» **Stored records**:
● ● ● ● ● ● ●

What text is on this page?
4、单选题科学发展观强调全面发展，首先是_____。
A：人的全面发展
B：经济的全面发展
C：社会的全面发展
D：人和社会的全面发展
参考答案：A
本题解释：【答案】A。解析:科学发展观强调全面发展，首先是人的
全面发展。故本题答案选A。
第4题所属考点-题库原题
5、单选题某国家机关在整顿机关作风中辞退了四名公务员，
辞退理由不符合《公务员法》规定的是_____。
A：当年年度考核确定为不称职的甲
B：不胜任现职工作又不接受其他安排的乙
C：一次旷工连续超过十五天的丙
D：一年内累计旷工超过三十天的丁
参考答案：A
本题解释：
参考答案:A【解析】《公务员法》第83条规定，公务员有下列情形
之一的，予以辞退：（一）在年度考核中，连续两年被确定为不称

● ● ● ● ● ● ●

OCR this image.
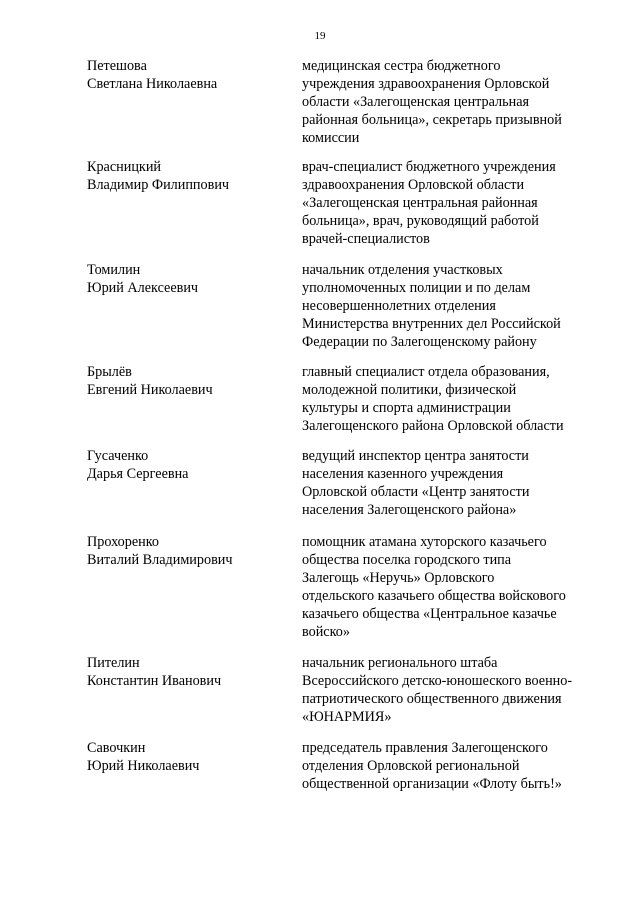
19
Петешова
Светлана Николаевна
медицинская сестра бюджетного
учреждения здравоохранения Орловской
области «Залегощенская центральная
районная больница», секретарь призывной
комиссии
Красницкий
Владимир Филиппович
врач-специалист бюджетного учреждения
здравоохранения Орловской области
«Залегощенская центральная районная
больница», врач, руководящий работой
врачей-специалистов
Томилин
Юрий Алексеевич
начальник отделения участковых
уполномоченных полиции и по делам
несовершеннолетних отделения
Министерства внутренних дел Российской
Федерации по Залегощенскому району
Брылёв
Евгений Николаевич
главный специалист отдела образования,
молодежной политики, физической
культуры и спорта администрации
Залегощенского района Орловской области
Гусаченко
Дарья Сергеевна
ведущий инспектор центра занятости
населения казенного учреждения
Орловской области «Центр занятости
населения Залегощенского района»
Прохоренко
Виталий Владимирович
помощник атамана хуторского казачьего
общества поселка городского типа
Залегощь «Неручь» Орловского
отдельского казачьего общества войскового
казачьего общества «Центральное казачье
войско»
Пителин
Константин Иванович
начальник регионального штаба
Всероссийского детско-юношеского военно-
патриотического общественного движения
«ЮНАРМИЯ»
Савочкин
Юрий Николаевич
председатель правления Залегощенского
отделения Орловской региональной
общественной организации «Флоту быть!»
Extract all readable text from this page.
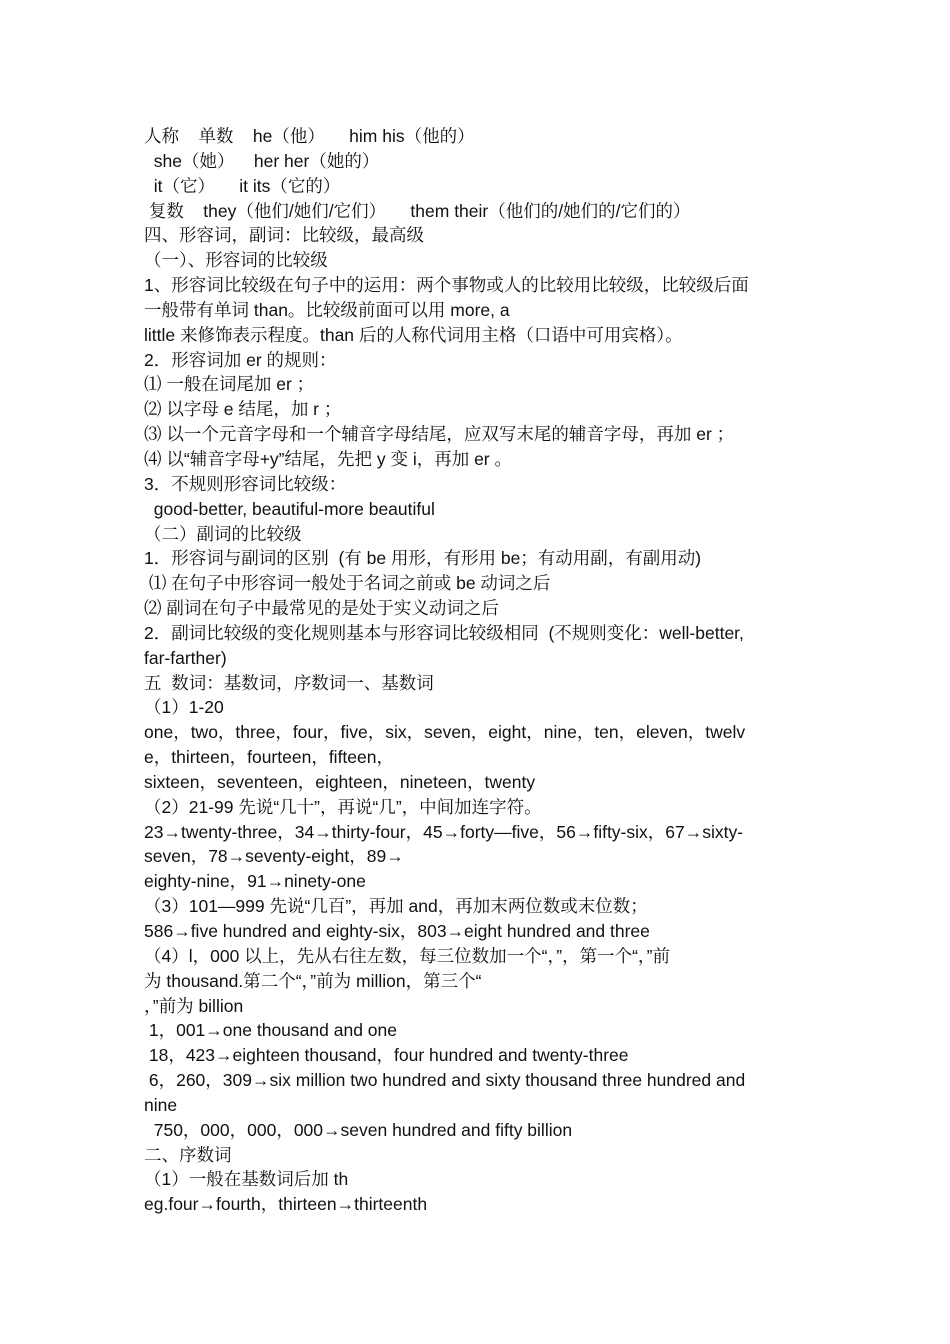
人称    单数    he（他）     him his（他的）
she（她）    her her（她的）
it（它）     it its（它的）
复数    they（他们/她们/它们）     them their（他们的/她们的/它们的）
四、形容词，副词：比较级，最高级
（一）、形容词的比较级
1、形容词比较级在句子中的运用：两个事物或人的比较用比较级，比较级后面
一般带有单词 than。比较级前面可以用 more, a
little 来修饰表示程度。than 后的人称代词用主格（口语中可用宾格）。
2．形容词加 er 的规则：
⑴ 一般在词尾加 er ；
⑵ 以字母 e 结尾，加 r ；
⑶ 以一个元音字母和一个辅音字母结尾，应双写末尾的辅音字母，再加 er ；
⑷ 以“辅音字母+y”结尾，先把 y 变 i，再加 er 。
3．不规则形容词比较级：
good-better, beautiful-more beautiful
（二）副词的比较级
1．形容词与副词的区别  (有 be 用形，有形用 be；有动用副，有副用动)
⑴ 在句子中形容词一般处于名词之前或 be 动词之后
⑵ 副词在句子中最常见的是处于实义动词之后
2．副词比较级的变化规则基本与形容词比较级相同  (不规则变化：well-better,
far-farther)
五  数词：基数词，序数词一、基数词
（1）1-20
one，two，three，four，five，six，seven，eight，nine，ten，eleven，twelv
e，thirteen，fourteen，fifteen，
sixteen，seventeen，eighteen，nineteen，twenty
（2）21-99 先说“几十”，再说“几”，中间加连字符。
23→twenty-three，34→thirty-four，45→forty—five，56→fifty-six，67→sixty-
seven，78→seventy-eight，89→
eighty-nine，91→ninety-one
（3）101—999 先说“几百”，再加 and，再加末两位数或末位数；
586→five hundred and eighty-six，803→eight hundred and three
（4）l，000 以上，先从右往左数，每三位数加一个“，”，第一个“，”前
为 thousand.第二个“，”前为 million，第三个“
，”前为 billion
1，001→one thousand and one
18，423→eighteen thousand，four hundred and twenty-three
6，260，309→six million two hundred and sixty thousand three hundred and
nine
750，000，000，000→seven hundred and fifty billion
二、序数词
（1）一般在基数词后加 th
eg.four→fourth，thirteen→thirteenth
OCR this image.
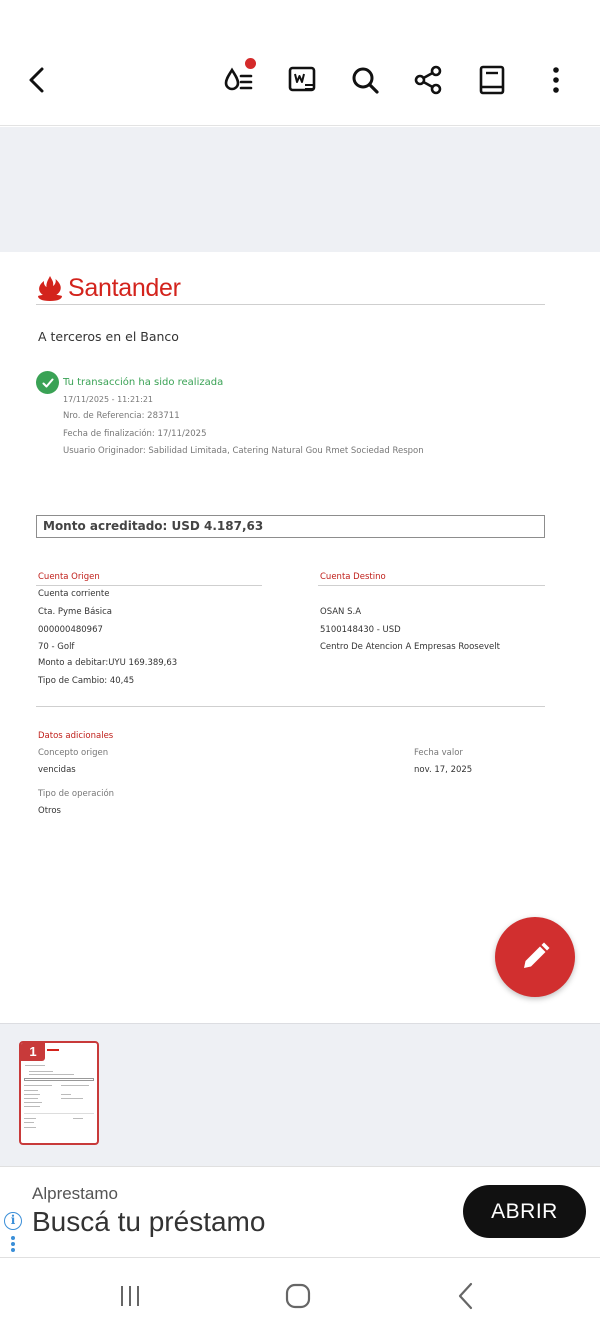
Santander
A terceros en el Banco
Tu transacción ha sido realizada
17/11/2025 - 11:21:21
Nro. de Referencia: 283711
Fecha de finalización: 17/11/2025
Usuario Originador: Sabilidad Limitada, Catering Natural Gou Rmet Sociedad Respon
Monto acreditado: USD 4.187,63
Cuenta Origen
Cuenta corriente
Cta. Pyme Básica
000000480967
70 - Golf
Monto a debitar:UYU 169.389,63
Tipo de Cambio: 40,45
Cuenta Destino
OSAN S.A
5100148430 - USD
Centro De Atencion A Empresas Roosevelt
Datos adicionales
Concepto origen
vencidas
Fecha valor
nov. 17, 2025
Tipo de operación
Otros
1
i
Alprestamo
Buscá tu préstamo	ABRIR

● ● ● ● ● ● ●

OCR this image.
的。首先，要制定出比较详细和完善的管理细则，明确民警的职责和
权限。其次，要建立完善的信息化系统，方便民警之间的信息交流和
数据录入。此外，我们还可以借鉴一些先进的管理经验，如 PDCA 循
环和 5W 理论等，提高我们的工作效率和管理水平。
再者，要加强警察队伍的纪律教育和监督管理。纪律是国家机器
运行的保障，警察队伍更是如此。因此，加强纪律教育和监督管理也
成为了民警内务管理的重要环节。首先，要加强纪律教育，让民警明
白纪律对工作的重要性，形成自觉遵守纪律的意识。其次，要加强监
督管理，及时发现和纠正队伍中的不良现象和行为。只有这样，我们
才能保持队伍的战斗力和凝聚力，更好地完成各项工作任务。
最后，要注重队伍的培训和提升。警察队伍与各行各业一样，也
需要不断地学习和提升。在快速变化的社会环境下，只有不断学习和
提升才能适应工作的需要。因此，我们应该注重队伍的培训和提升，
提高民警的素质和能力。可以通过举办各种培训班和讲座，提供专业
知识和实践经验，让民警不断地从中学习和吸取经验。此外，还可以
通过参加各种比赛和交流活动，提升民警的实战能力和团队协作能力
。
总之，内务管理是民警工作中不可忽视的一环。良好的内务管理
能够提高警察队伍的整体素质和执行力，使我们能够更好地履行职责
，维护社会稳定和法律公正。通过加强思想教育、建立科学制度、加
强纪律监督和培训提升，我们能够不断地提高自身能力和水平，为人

● ● ● ● ● ● ●

» **GOAL OF THE EXERCISE**: Spot every line that holds "text" and copy it.

» **CORRECT RESULT**:
What text is on this page?
Extract all readable text from this page.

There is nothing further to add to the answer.